### [EXERCISE TASK]
Below are the records. Gather each line that holds "color".

### [RECORDS PROVIDED]
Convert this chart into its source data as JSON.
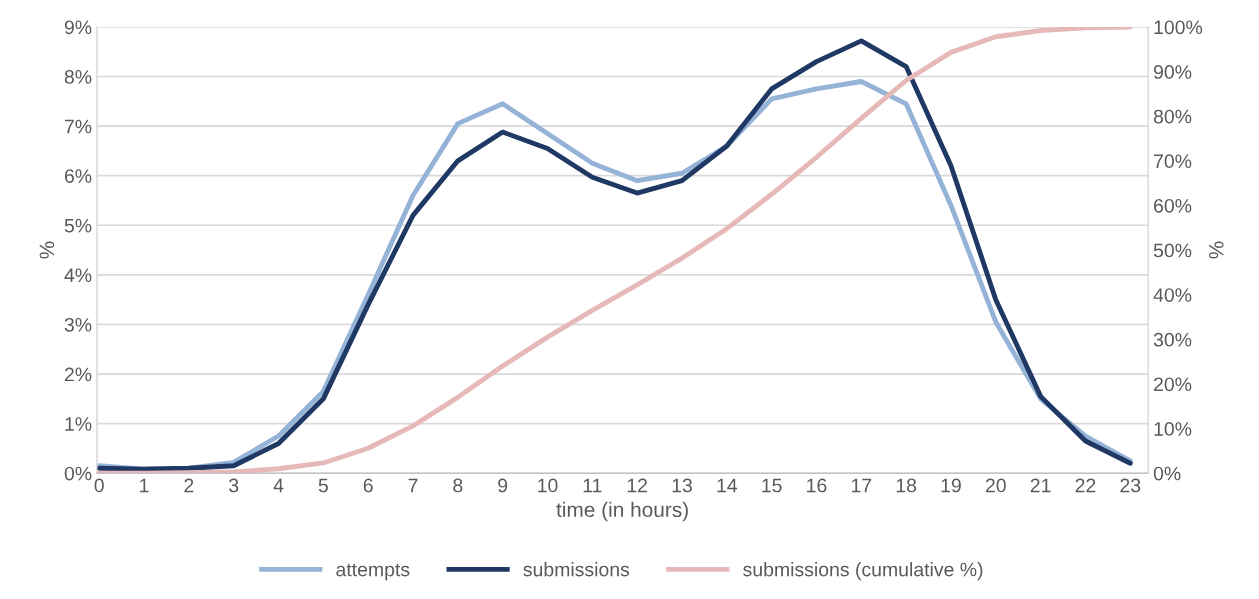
{
  "chart_data": {
    "type": "line",
    "xlabel": "time (in hours)",
    "ylabel": "%",
    "y2label": "%",
    "categories": [
      "0",
      "1",
      "2",
      "3",
      "4",
      "5",
      "6",
      "7",
      "8",
      "9",
      "10",
      "11",
      "12",
      "13",
      "14",
      "15",
      "16",
      "17",
      "18",
      "19",
      "20",
      "21",
      "22",
      "23"
    ],
    "series": [
      {
        "name": "attempts",
        "color": "#95b3d7",
        "values": [
          0.15,
          0.08,
          0.1,
          0.22,
          0.75,
          1.65,
          3.6,
          5.6,
          7.05,
          7.45,
          6.85,
          6.25,
          5.9,
          6.05,
          6.6,
          7.55,
          7.75,
          7.9,
          7.45,
          5.4,
          3.05,
          1.5,
          0.75,
          0.25
        ]
      },
      {
        "name": "submissions",
        "color": "#1f3864",
        "values": [
          0.1,
          0.08,
          0.1,
          0.15,
          0.6,
          1.5,
          3.4,
          5.2,
          6.3,
          6.88,
          6.55,
          5.97,
          5.65,
          5.9,
          6.6,
          7.75,
          8.3,
          8.72,
          8.2,
          6.2,
          3.5,
          1.55,
          0.65,
          0.2
        ]
      },
      {
        "name": "submissions (cumulative %)",
        "color": "#e6b9b8",
        "axis": "y2",
        "values": [
          0,
          0,
          0.1,
          0.3,
          1,
          2.3,
          5.6,
          10.6,
          17,
          24,
          30.5,
          36.5,
          42.2,
          48.2,
          54.8,
          62.5,
          70.8,
          79.5,
          88,
          94.3,
          97.8,
          99.2,
          99.8,
          100
        ]
      }
    ],
    "ylim": [
      0,
      9
    ],
    "yticks": [
      {
        "value": 0,
        "label": "0%"
      },
      {
        "value": 1,
        "label": "1%"
      },
      {
        "value": 2,
        "label": "2%"
      },
      {
        "value": 3,
        "label": "3%"
      },
      {
        "value": 4,
        "label": "4%"
      },
      {
        "value": 5,
        "label": "5%"
      },
      {
        "value": 6,
        "label": "6%"
      },
      {
        "value": 7,
        "label": "7%"
      },
      {
        "value": 8,
        "label": "8%"
      },
      {
        "value": 9,
        "label": "9%"
      }
    ],
    "y2lim": [
      0,
      100
    ],
    "y2ticks": [
      {
        "value": 0,
        "label": "0%"
      },
      {
        "value": 10,
        "label": "10%"
      },
      {
        "value": 20,
        "label": "20%"
      },
      {
        "value": 30,
        "label": "30%"
      },
      {
        "value": 40,
        "label": "40%"
      },
      {
        "value": 50,
        "label": "50%"
      },
      {
        "value": 60,
        "label": "60%"
      },
      {
        "value": 70,
        "label": "70%"
      },
      {
        "value": 80,
        "label": "80%"
      },
      {
        "value": 90,
        "label": "90%"
      },
      {
        "value": 100,
        "label": "100%"
      }
    ],
    "grid": "y",
    "legend": "bottom",
    "marker": "none",
    "line_style": "solid"
  }
}
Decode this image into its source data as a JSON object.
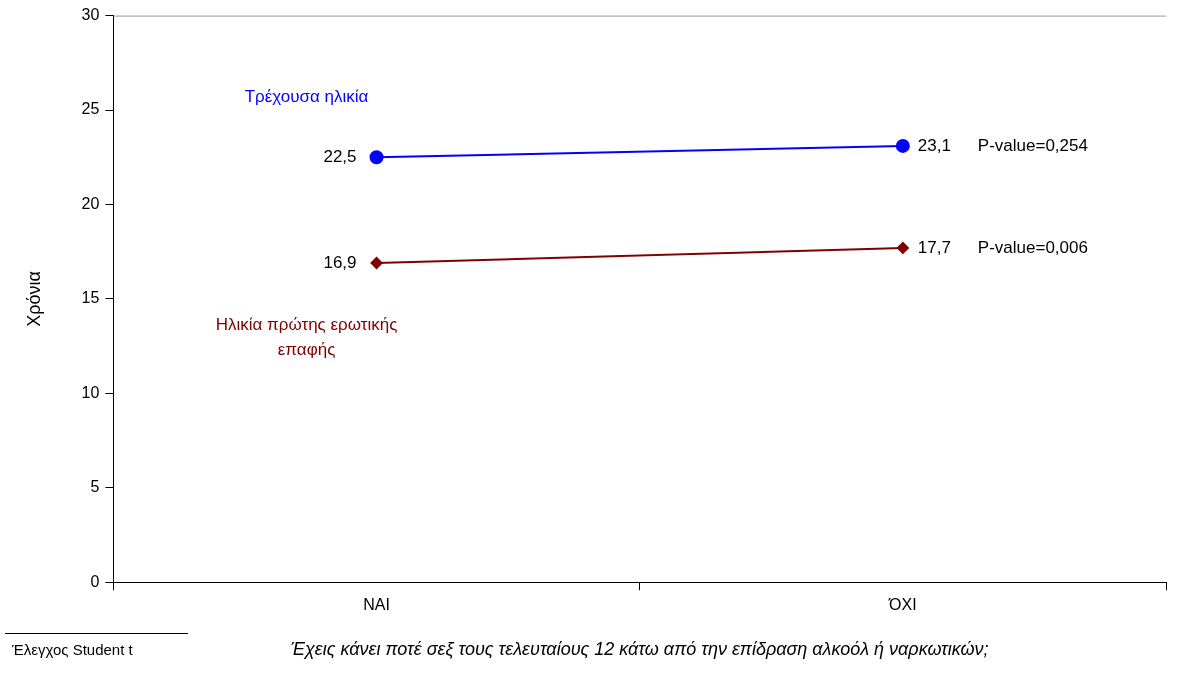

### [EXERCISE OUTPUT]
        "color": "#95b3d7",
        "color": "#1f3864",
        "color": "#e6b9b8",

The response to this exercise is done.